= Instructions to follow =
Note each line of the listing that contains the string "grid", and copy it.

= Data rows =
----

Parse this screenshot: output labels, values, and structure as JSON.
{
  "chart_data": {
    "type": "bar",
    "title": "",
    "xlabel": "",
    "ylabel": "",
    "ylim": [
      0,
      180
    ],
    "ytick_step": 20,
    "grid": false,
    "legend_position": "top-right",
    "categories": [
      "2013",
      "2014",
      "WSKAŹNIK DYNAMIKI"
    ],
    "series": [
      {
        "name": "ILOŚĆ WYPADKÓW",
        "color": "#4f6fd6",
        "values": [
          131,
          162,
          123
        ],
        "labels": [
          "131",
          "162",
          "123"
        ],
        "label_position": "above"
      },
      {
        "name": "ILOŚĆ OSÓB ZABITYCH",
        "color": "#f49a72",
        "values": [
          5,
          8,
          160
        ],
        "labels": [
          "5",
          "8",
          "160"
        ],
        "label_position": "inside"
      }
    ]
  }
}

----

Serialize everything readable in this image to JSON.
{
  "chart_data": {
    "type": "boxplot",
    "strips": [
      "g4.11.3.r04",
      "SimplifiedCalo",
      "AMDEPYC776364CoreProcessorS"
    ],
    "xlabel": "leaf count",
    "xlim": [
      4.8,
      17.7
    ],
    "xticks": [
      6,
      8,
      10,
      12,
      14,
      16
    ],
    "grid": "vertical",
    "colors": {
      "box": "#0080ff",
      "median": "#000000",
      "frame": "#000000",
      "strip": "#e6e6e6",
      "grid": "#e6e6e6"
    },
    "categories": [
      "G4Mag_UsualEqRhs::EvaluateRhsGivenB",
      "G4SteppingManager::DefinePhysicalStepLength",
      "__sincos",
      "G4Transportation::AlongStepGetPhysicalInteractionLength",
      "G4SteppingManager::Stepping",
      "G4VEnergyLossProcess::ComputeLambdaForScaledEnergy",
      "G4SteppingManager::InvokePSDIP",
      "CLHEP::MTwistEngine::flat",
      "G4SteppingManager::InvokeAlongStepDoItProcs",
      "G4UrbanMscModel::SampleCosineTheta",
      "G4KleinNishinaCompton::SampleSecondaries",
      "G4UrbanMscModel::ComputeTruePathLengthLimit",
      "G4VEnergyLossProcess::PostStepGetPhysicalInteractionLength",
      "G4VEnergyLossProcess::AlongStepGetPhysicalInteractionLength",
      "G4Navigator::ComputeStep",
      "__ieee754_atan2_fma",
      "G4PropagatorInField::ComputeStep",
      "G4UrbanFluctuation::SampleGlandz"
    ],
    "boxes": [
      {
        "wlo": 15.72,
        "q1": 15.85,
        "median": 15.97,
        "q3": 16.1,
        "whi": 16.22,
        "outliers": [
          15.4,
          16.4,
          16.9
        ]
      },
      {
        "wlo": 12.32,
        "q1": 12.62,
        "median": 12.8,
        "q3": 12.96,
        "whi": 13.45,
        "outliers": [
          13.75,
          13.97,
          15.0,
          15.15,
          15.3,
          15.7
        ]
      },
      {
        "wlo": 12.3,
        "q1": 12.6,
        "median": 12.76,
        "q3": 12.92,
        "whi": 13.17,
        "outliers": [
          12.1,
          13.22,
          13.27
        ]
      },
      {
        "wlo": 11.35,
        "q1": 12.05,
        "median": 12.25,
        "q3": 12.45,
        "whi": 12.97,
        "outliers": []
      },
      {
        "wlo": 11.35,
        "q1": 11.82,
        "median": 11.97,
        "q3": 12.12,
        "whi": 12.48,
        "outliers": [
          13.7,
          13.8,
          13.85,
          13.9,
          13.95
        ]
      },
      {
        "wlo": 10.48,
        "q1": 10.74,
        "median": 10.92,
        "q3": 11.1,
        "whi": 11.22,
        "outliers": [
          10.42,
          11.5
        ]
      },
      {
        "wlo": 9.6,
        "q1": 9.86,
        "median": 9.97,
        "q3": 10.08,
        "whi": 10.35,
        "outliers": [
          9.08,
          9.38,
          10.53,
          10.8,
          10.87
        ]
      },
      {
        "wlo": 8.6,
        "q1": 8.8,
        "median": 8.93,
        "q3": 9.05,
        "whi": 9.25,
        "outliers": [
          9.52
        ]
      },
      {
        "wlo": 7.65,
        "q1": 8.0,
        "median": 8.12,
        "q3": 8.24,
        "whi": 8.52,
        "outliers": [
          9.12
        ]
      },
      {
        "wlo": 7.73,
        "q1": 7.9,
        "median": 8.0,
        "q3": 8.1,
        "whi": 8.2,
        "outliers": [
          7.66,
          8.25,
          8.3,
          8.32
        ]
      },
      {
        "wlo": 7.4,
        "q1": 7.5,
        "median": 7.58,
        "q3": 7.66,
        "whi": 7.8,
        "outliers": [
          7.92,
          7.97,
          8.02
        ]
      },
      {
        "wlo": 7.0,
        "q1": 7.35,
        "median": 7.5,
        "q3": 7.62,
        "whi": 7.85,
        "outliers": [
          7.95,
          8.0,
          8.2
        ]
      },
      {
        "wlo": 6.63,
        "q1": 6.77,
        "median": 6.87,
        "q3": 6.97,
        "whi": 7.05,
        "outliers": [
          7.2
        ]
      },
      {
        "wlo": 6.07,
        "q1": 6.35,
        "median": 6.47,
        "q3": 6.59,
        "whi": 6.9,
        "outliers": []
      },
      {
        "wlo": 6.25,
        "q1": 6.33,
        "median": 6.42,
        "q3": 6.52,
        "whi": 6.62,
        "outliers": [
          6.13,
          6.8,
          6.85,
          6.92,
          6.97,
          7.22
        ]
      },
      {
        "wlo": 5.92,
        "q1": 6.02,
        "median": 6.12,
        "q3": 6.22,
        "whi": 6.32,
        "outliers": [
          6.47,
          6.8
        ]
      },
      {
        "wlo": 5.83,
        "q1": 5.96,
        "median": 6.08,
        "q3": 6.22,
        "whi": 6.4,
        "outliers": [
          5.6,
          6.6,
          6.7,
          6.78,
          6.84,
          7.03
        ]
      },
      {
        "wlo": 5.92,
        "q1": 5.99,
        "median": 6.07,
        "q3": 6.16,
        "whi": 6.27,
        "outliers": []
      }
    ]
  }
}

----

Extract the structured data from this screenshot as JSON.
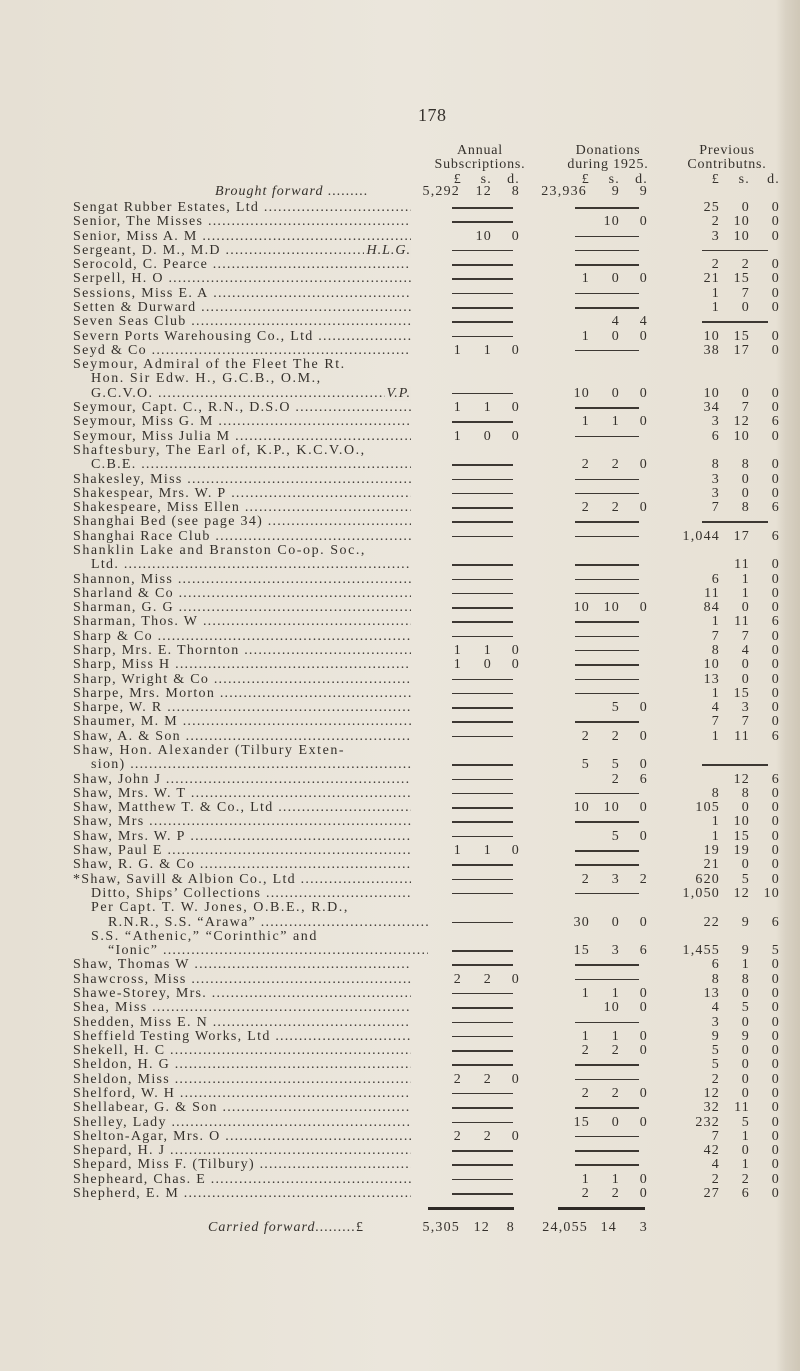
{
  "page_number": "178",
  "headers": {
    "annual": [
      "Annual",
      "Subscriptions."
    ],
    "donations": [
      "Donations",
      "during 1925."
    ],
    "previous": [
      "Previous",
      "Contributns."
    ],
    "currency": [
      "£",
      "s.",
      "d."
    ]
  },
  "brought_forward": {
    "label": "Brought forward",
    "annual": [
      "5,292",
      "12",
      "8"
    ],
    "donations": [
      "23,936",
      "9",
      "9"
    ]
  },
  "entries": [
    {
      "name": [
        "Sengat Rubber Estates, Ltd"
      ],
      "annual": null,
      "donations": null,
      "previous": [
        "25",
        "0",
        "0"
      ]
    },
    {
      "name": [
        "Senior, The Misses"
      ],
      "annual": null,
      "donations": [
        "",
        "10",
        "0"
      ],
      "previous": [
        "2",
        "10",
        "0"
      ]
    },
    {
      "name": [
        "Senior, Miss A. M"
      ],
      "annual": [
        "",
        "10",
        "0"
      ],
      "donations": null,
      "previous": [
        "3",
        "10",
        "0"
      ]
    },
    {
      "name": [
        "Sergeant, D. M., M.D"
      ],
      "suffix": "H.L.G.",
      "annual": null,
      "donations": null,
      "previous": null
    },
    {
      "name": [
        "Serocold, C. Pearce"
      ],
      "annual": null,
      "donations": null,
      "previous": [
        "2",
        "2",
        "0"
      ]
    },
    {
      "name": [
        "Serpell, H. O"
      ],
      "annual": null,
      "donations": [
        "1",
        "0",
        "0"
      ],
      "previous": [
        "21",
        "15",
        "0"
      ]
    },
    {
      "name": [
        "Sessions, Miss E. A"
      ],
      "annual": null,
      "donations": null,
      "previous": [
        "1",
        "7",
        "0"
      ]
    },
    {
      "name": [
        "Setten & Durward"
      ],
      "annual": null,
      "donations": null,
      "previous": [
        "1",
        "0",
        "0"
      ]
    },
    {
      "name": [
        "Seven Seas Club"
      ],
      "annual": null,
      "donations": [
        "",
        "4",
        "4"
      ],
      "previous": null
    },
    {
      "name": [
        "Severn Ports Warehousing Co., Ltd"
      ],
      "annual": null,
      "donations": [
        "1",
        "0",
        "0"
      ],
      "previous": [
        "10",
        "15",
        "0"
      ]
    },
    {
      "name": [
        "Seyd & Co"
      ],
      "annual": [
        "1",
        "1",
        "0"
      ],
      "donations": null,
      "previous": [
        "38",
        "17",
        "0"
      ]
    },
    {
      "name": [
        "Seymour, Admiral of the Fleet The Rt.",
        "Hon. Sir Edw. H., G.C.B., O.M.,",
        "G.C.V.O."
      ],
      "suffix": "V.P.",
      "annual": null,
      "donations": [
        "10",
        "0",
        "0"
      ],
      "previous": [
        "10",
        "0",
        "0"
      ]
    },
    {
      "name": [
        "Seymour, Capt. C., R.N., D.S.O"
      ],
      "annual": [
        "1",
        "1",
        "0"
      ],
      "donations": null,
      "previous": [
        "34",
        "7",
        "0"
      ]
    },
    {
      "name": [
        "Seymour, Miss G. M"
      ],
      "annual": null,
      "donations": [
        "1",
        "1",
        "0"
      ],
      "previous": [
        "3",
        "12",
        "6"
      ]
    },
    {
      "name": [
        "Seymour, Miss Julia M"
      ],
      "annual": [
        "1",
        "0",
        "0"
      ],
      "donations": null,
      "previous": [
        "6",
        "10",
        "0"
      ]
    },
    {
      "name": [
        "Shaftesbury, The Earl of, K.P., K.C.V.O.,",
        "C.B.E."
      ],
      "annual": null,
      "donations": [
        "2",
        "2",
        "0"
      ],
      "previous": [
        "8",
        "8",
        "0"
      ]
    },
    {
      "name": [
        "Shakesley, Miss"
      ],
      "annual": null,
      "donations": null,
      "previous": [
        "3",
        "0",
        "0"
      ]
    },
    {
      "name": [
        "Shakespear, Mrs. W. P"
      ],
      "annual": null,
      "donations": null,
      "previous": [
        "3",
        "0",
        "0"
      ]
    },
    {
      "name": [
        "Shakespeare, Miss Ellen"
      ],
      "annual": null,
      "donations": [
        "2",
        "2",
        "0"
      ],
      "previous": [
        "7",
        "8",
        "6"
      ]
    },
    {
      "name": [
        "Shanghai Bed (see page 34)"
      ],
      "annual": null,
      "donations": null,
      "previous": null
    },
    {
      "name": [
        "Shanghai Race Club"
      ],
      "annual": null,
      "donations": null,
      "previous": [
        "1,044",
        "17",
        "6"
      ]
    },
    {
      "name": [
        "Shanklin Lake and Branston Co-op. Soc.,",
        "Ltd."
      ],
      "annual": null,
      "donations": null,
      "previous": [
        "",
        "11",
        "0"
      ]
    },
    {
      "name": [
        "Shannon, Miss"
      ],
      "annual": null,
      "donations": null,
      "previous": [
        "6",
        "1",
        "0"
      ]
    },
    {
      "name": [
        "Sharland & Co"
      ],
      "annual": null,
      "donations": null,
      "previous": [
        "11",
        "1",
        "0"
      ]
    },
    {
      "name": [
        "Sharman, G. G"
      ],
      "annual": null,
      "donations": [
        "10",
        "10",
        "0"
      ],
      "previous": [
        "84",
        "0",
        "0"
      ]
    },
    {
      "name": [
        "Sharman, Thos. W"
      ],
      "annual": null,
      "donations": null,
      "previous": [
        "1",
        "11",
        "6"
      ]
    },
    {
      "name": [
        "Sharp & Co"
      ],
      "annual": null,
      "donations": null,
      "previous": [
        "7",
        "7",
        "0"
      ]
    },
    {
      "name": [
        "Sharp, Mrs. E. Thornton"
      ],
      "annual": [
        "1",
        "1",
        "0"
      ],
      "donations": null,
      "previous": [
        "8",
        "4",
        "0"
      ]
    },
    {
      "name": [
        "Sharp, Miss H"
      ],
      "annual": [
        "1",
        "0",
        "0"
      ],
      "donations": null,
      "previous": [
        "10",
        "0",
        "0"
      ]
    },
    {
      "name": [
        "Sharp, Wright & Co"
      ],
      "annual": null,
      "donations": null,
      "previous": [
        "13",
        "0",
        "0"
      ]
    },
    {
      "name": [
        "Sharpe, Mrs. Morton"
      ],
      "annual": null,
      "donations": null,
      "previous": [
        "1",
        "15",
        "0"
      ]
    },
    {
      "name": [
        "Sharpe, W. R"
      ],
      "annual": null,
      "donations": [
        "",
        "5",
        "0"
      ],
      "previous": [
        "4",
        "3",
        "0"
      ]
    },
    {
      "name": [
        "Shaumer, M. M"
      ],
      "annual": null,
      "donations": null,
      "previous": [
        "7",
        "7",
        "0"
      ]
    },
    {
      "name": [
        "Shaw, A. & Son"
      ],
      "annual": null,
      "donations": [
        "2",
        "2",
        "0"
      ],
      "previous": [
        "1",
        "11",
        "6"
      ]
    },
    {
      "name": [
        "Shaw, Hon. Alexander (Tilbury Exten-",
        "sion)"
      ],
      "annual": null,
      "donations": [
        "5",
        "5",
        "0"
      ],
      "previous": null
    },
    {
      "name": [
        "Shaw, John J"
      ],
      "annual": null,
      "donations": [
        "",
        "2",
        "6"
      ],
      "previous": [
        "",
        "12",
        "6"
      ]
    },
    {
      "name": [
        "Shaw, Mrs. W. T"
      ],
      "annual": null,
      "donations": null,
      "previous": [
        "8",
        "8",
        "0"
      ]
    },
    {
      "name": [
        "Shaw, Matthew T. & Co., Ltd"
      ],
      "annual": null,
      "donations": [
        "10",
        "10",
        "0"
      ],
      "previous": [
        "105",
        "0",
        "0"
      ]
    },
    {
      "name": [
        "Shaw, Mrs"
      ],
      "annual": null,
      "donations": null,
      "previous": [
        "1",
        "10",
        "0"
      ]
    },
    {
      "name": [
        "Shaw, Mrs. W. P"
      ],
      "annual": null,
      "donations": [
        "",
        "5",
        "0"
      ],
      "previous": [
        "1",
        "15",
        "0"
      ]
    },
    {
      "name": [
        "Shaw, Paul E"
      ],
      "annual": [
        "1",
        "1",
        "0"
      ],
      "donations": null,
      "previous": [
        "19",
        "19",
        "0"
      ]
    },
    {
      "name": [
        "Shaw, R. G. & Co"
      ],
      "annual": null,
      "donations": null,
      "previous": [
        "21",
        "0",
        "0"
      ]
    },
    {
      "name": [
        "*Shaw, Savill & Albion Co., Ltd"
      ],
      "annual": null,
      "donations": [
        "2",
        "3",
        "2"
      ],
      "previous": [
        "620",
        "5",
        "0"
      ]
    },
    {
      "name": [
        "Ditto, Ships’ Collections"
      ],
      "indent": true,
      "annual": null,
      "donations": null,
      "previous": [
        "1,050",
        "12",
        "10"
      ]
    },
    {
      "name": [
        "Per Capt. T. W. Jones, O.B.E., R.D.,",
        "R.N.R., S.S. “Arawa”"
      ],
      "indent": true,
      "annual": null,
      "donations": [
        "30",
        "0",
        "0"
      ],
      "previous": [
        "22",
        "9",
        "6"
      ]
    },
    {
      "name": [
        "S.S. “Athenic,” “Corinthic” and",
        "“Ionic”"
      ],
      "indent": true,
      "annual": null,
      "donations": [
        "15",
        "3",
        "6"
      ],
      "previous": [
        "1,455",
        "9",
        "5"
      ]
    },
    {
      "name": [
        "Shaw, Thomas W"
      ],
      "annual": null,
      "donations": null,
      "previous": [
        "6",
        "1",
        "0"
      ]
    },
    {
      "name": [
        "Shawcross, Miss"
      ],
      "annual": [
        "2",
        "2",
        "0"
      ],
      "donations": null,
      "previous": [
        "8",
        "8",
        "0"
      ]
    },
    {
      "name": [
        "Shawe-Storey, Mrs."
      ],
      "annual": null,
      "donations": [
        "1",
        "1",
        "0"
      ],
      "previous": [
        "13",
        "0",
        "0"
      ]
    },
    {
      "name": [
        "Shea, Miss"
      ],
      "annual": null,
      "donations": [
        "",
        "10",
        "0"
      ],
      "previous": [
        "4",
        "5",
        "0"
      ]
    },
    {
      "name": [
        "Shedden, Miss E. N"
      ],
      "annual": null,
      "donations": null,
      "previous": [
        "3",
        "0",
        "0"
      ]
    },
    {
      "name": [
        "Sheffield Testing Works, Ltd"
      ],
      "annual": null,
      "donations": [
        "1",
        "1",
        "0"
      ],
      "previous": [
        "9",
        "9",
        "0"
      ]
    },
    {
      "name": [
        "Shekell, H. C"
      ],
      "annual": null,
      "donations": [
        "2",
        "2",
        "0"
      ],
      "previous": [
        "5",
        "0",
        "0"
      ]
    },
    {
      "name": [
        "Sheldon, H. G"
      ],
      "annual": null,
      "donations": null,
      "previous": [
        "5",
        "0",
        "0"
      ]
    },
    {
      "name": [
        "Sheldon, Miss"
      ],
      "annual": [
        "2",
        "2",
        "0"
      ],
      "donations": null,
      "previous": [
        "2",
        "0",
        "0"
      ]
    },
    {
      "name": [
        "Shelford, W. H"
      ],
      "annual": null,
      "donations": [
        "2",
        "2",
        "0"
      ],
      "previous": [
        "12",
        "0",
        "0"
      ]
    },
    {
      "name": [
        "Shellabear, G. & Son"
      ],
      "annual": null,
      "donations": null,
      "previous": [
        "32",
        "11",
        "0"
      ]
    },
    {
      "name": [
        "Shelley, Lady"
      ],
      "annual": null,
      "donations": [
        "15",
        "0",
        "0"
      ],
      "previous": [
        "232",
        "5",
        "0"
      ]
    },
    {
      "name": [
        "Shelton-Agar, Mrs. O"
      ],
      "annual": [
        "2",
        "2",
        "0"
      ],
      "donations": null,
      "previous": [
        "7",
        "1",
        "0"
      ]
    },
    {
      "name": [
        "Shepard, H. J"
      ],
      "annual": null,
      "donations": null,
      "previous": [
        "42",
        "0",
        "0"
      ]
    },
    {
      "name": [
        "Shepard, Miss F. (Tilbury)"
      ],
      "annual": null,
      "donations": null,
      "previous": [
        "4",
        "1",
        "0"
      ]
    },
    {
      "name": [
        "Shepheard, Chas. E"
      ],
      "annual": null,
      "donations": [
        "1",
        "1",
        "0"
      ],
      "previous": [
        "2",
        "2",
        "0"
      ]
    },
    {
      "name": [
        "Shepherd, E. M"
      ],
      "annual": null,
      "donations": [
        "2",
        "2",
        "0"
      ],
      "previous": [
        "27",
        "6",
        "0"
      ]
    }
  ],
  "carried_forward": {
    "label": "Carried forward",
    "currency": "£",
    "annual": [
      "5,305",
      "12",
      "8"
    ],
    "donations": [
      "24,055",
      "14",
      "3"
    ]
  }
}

----

= Reply =
    "grid": false,
    "grid": "vertical",
      "grid": "#e6e6e6"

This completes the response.